Your task:
Scan the records and identify every line in which the string "with" occurs, then return those lines.
##### Extracted records #####
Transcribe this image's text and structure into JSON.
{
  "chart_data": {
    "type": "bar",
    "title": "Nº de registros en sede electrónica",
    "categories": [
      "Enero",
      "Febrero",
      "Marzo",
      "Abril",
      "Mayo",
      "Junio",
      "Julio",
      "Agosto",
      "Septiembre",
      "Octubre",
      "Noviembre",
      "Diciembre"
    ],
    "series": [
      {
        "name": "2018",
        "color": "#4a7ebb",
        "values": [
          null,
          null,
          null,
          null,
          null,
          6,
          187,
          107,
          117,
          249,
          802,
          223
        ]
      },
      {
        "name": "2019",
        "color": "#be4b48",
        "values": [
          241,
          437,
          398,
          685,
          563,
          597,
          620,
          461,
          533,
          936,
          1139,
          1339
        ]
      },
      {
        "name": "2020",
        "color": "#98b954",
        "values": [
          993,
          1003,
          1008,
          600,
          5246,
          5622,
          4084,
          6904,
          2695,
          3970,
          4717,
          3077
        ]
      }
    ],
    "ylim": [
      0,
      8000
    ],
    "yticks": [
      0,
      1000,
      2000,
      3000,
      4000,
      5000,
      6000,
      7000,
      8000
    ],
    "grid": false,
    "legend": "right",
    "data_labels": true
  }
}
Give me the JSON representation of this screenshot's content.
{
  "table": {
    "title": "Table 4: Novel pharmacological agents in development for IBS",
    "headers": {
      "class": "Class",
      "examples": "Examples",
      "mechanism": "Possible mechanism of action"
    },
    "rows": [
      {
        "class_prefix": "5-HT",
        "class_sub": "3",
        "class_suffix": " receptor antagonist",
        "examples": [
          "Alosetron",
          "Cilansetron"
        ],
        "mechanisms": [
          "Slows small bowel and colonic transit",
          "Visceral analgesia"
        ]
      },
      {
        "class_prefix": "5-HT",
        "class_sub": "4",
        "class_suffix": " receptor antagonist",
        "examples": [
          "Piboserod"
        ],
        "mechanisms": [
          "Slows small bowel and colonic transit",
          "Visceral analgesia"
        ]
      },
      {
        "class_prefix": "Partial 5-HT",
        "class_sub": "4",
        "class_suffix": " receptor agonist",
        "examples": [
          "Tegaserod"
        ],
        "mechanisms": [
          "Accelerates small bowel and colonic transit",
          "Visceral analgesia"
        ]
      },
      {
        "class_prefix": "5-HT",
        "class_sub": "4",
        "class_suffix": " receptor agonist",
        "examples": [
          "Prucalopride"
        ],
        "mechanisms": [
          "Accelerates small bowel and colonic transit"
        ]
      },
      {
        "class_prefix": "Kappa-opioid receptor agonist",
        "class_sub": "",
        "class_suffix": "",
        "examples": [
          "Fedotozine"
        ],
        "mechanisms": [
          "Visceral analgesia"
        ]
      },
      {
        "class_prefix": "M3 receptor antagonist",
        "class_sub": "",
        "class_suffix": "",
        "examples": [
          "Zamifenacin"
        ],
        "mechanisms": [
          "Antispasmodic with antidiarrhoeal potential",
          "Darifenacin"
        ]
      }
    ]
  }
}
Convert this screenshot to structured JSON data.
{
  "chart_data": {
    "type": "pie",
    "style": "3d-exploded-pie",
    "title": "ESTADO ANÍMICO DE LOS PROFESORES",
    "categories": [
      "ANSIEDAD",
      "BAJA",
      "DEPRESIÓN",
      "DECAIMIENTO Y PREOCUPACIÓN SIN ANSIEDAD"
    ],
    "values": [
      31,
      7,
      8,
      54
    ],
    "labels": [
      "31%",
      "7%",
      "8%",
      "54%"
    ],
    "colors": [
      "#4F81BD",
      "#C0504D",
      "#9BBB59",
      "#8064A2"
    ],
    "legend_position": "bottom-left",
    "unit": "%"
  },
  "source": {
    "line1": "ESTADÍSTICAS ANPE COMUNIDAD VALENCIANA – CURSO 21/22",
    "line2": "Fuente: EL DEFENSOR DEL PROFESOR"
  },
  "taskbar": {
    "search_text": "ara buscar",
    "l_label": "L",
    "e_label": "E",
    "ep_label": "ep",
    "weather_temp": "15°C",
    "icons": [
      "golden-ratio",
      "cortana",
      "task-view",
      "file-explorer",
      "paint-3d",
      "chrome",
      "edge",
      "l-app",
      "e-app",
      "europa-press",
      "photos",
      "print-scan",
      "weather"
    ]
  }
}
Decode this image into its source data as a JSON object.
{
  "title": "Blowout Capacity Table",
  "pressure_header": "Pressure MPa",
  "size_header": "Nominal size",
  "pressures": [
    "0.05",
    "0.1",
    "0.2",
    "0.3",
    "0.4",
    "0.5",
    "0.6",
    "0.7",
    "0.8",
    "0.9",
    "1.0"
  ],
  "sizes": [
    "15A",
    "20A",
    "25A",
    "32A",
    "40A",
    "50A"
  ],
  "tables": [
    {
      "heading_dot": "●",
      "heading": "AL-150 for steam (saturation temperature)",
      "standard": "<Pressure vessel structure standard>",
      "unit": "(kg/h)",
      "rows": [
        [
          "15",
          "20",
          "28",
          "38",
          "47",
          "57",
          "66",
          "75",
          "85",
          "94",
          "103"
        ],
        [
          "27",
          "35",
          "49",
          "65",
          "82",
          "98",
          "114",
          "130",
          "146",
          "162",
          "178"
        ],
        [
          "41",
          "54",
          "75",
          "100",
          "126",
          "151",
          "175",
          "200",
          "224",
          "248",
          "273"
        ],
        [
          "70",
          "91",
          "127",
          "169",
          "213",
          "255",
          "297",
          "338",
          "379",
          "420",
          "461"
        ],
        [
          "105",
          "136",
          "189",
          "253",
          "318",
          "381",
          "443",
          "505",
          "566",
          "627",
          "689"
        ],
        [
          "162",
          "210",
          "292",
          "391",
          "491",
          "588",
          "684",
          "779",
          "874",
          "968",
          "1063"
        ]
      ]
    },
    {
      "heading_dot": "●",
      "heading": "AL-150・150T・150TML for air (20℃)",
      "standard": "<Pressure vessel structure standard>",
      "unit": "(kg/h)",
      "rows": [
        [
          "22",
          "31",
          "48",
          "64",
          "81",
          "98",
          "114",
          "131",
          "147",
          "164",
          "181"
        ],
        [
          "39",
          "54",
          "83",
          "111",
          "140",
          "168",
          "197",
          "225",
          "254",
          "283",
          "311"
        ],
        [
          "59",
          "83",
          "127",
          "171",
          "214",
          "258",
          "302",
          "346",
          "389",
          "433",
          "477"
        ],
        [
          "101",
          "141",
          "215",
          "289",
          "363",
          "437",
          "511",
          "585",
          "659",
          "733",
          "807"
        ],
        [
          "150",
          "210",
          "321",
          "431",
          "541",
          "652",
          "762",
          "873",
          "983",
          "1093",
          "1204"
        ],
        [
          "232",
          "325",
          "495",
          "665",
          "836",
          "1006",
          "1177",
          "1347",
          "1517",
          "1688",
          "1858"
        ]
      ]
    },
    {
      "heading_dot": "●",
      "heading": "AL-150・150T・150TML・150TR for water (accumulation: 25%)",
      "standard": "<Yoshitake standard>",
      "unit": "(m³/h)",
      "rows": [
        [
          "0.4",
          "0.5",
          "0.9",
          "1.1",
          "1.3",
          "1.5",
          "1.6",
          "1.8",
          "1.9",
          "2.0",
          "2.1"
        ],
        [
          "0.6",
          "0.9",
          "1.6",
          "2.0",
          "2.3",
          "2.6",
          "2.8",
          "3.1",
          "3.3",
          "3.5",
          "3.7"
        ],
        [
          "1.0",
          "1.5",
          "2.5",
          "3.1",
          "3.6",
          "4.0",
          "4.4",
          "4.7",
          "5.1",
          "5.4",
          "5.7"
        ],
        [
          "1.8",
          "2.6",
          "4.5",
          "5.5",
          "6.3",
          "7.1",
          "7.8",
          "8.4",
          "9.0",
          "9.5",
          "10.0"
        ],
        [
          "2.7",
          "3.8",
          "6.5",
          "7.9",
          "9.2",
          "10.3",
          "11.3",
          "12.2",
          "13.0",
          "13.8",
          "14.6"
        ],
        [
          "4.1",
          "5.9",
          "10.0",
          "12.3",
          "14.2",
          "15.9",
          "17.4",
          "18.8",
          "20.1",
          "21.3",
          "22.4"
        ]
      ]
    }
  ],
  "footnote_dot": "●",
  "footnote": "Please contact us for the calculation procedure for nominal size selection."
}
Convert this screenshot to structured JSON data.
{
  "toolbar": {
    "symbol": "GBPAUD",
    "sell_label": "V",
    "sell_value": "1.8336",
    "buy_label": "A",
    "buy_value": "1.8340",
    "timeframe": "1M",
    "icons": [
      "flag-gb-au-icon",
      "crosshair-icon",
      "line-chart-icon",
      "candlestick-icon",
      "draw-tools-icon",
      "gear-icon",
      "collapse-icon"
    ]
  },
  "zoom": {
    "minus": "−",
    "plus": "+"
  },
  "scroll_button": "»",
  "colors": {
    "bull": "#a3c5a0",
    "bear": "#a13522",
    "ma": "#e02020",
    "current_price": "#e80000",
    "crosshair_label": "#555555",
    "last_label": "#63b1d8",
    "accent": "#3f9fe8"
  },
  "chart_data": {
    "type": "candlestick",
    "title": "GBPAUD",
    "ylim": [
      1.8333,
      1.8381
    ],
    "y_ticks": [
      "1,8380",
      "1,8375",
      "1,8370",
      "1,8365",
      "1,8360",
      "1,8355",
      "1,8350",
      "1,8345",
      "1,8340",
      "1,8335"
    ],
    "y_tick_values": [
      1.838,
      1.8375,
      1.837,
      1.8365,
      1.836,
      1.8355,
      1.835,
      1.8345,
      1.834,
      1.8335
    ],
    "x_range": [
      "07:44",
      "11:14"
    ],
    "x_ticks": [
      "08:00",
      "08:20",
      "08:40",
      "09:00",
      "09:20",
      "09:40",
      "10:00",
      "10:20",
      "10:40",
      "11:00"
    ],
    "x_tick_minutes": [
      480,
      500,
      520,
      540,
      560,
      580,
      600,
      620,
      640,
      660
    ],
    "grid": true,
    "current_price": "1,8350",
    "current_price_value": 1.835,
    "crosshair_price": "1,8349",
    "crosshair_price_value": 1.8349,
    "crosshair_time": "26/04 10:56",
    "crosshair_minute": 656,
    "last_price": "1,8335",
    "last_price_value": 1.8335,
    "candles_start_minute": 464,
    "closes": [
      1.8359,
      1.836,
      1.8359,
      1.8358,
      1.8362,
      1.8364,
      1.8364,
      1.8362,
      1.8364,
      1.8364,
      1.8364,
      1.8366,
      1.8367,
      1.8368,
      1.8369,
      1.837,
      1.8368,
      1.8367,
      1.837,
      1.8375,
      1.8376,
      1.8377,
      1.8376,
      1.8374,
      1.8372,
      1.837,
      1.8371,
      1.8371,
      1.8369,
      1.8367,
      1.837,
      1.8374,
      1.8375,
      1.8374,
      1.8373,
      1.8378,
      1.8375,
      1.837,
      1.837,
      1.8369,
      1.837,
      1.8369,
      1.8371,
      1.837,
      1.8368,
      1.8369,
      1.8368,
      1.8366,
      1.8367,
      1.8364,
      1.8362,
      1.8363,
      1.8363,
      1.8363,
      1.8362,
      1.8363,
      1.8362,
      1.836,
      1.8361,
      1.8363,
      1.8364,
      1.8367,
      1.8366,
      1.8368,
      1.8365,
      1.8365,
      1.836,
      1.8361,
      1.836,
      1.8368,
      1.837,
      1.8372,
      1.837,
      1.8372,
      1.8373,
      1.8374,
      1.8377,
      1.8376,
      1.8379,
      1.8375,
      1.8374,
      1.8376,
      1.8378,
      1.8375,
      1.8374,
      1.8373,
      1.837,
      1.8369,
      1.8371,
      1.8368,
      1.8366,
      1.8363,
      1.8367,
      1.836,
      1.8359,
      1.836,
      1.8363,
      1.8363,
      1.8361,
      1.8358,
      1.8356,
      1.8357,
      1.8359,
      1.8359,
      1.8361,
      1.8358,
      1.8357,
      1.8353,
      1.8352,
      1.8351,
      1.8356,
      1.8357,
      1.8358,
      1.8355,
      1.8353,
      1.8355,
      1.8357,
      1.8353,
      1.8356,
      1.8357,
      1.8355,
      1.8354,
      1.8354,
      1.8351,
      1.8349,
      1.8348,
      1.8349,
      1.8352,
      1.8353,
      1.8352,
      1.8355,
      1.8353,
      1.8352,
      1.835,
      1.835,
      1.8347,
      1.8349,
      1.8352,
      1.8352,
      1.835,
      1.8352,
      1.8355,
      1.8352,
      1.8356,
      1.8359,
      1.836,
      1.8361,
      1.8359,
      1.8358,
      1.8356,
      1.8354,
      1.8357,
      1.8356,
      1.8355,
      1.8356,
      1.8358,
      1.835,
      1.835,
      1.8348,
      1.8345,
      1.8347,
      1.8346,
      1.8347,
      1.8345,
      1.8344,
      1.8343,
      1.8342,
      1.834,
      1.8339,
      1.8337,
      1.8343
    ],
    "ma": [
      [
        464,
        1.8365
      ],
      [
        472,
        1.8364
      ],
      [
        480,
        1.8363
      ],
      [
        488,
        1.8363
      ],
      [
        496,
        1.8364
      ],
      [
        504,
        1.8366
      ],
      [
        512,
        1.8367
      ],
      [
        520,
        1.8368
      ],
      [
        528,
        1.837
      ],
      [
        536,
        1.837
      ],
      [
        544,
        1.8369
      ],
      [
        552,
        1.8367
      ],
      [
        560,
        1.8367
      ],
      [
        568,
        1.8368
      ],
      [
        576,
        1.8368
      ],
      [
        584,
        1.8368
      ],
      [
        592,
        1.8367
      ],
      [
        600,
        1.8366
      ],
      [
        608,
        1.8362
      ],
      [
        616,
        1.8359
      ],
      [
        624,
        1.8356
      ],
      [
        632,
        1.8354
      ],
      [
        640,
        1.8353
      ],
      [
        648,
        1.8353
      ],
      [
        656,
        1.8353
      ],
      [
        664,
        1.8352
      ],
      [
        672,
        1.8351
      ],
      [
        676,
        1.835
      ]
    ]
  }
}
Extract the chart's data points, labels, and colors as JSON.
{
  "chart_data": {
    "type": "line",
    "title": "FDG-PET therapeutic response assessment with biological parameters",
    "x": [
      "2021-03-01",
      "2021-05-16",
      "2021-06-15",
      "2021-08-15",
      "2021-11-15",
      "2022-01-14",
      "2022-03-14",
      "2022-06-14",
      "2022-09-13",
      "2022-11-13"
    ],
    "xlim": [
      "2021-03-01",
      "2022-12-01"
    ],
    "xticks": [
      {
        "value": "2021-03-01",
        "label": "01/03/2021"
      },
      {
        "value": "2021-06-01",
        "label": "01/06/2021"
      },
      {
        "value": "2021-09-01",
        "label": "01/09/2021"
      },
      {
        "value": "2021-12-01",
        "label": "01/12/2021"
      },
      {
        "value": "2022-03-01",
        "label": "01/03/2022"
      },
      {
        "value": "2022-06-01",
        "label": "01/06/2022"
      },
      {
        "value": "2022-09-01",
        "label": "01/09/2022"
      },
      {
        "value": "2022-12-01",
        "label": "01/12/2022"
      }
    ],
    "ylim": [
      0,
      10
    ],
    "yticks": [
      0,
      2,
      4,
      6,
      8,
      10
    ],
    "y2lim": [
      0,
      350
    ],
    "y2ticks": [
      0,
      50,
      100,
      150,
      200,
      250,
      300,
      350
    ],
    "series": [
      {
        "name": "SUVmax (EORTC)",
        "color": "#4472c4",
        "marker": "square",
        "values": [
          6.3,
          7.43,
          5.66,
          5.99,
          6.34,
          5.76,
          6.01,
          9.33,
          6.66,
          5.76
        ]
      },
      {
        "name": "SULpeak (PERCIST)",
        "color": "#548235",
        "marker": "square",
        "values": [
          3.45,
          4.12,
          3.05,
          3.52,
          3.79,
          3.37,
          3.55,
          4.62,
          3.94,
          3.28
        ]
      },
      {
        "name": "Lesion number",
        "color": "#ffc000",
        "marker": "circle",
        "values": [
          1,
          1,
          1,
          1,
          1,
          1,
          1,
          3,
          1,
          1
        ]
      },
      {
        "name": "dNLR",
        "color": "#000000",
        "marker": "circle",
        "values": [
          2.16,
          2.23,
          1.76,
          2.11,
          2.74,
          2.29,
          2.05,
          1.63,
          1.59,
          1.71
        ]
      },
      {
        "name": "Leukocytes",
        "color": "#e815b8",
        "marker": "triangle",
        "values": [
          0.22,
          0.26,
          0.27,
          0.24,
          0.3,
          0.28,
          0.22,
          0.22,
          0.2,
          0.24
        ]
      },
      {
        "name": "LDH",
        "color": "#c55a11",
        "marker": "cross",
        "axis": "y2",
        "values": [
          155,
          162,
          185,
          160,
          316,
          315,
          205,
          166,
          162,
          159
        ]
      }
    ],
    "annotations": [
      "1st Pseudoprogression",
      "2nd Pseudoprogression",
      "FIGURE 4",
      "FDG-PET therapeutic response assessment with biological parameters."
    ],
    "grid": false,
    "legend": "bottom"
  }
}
#####
Exercise solution:
          "Antispasmodic with antidiarrhoeal potential",
    "title": "FDG-PET therapeutic response assessment with biological parameters",
      "FDG-PET therapeutic response assessment with biological parameters."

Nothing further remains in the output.